[BEGIN Input for this task]

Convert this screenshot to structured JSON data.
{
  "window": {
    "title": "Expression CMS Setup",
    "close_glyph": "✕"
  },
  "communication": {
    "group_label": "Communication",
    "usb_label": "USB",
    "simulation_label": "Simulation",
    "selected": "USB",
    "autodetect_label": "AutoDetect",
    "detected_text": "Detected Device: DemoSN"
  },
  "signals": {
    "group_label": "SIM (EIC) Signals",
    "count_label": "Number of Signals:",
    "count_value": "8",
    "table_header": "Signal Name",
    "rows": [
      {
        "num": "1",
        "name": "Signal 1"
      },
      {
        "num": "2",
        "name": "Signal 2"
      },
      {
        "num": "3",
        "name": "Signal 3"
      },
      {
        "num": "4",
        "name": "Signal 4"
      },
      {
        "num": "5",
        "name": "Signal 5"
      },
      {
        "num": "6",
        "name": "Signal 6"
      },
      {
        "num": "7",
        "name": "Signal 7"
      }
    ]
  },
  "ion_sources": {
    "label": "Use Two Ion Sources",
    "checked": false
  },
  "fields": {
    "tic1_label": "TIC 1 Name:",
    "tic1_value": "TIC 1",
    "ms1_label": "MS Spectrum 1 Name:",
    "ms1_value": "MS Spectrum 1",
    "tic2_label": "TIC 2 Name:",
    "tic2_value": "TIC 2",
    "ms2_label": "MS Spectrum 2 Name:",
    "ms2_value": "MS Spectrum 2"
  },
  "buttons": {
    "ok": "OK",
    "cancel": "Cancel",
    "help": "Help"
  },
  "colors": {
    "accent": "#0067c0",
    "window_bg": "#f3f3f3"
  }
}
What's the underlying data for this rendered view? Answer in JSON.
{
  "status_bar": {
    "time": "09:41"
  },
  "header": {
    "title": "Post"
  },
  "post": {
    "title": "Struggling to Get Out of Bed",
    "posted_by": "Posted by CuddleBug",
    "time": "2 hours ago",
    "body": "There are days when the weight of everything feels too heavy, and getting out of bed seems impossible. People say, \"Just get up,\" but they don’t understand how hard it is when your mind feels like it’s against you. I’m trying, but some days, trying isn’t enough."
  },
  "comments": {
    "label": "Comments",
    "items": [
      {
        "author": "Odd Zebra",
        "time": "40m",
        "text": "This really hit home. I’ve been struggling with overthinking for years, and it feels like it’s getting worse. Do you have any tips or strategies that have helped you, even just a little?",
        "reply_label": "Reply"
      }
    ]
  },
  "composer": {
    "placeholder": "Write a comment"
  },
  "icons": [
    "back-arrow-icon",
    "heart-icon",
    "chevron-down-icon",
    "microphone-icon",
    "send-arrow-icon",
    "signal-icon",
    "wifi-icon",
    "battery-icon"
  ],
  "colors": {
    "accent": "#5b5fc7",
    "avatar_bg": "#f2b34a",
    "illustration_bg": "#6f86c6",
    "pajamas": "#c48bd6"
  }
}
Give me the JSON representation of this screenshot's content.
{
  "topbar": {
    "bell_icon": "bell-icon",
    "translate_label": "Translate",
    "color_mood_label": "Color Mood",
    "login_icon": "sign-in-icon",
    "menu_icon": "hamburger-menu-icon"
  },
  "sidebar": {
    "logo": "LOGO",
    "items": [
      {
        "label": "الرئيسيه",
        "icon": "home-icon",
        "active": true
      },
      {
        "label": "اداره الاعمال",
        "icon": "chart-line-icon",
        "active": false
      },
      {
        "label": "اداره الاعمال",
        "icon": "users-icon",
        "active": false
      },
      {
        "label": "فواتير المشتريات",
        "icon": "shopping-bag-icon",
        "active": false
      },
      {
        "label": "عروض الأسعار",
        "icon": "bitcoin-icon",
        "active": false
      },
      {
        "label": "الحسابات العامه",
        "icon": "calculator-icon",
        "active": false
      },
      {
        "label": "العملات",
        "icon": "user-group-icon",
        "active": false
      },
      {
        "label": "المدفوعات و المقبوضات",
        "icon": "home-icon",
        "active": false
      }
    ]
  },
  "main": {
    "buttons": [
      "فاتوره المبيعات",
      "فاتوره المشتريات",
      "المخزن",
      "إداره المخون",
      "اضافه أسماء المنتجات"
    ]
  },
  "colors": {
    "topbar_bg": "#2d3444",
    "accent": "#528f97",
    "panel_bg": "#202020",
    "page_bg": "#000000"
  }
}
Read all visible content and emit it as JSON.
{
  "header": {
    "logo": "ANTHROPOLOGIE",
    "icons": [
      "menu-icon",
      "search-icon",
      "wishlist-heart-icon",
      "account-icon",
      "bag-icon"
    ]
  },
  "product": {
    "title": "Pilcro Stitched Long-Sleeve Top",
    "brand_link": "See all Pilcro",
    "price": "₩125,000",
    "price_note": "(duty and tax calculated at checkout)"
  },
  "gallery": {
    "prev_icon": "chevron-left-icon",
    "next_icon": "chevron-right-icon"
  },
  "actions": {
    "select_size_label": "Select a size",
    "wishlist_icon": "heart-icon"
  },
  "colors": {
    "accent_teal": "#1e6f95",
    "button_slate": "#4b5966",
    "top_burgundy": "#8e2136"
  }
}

[END Input for this task]

The task » Copy out each line exactly.

Response to the task »
Convert this screenshot to structured JSON data.
{
  "window": {
    "title": "Expression CMS Setup",
    "close_glyph": "✕"
  },
  "communication": {
    "group_label": "Communication",
    "usb_label": "USB",
    "simulation_label": "Simulation",
    "selected": "USB",
    "autodetect_label": "AutoDetect",
    "detected_text": "Detected Device: DemoSN"
  },
  "signals": {
    "group_label": "SIM (EIC) Signals",
    "count_label": "Number of Signals:",
    "count_value": "8",
    "table_header": "Signal Name",
    "rows": [
      {
        "num": "1",
        "name": "Signal 1"
      },
      {
        "num": "2",
        "name": "Signal 2"
      },
      {
        "num": "3",
        "name": "Signal 3"
      },
      {
        "num": "4",
        "name": "Signal 4"
      },
      {
        "num": "5",
        "name": "Signal 5"
      },
      {
        "num": "6",
        "name": "Signal 6"
      },
      {
        "num": "7",
        "name": "Signal 7"
      }
    ]
  },
  "ion_sources": {
    "label": "Use Two Ion Sources",
    "checked": false
  },
  "fields": {
    "tic1_label": "TIC 1 Name:",
    "tic1_value": "TIC 1",
    "ms1_label": "MS Spectrum 1 Name:",
    "ms1_value": "MS Spectrum 1",
    "tic2_label": "TIC 2 Name:",
    "tic2_value": "TIC 2",
    "ms2_label": "MS Spectrum 2 Name:",
    "ms2_value": "MS Spectrum 2"
  },
  "buttons": {
    "ok": "OK",
    "cancel": "Cancel",
    "help": "Help"
  },
  "colors": {
    "accent": "#0067c0",
    "window_bg": "#f3f3f3"
  }
}
What's the underlying data for this rendered view? Answer in JSON.
{
  "status_bar": {
    "time": "09:41"
  },
  "header": {
    "title": "Post"
  },
  "post": {
    "title": "Struggling to Get Out of Bed",
    "posted_by": "Posted by CuddleBug",
    "time": "2 hours ago",
    "body": "There are days when the weight of everything feels too heavy, and getting out of bed seems impossible. People say, \"Just get up,\" but they don’t understand how hard it is when your mind feels like it’s against you. I’m trying, but some days, trying isn’t enough."
  },
  "comments": {
    "label": "Comments",
    "items": [
      {
        "author": "Odd Zebra",
        "time": "40m",
        "text": "This really hit home. I’ve been struggling with overthinking for years, and it feels like it’s getting worse. Do you have any tips or strategies that have helped you, even just a little?",
        "reply_label": "Reply"
      }
    ]
  },
  "composer": {
    "placeholder": "Write a comment"
  },
  "icons": [
    "back-arrow-icon",
    "heart-icon",
    "chevron-down-icon",
    "microphone-icon",
    "send-arrow-icon",
    "signal-icon",
    "wifi-icon",
    "battery-icon"
  ],
  "colors": {
    "accent": "#5b5fc7",
    "avatar_bg": "#f2b34a",
    "illustration_bg": "#6f86c6",
    "pajamas": "#c48bd6"
  }
}
Give me the JSON representation of this screenshot's content.
{
  "topbar": {
    "bell_icon": "bell-icon",
    "translate_label": "Translate",
    "color_mood_label": "Color Mood",
    "login_icon": "sign-in-icon",
    "menu_icon": "hamburger-menu-icon"
  },
  "sidebar": {
    "logo": "LOGO",
    "items": [
      {
        "label": "الرئيسيه",
        "icon": "home-icon",
        "active": true
      },
      {
        "label": "اداره الاعمال",
        "icon": "chart-line-icon",
        "active": false
      },
      {
        "label": "اداره الاعمال",
        "icon": "users-icon",
        "active": false
      },
      {
        "label": "فواتير المشتريات",
        "icon": "shopping-bag-icon",
        "active": false
      },
      {
        "label": "عروض الأسعار",
        "icon": "bitcoin-icon",
        "active": false
      },
      {
        "label": "الحسابات العامه",
        "icon": "calculator-icon",
        "active": false
      },
      {
        "label": "العملات",
        "icon": "user-group-icon",
        "active": false
      },
      {
        "label": "المدفوعات و المقبوضات",
        "icon": "home-icon",
        "active": false
      }
    ]
  },
  "main": {
    "buttons": [
      "فاتوره المبيعات",
      "فاتوره المشتريات",
      "المخزن",
      "إداره المخون",
      "اضافه أسماء المنتجات"
    ]
  },
  "colors": {
    "topbar_bg": "#2d3444",
    "accent": "#528f97",
    "panel_bg": "#202020",
    "page_bg": "#000000"
  }
}
Read all visible content and emit it as JSON.
{
  "header": {
    "logo": "ANTHROPOLOGIE",
    "icons": [
      "menu-icon",
      "search-icon",
      "wishlist-heart-icon",
      "account-icon",
      "bag-icon"
    ]
  },
  "product": {
    "title": "Pilcro Stitched Long-Sleeve Top",
    "brand_link": "See all Pilcro",
    "price": "₩125,000",
    "price_note": "(duty and tax calculated at checkout)"
  },
  "gallery": {
    "prev_icon": "chevron-left-icon",
    "next_icon": "chevron-right-icon"
  },
  "actions": {
    "select_size_label": "Select a size",
    "wishlist_icon": "heart-icon"
  },
  "colors": {
    "accent_teal": "#1e6f95",
    "button_slate": "#4b5966",
    "top_burgundy": "#8e2136"
  }
}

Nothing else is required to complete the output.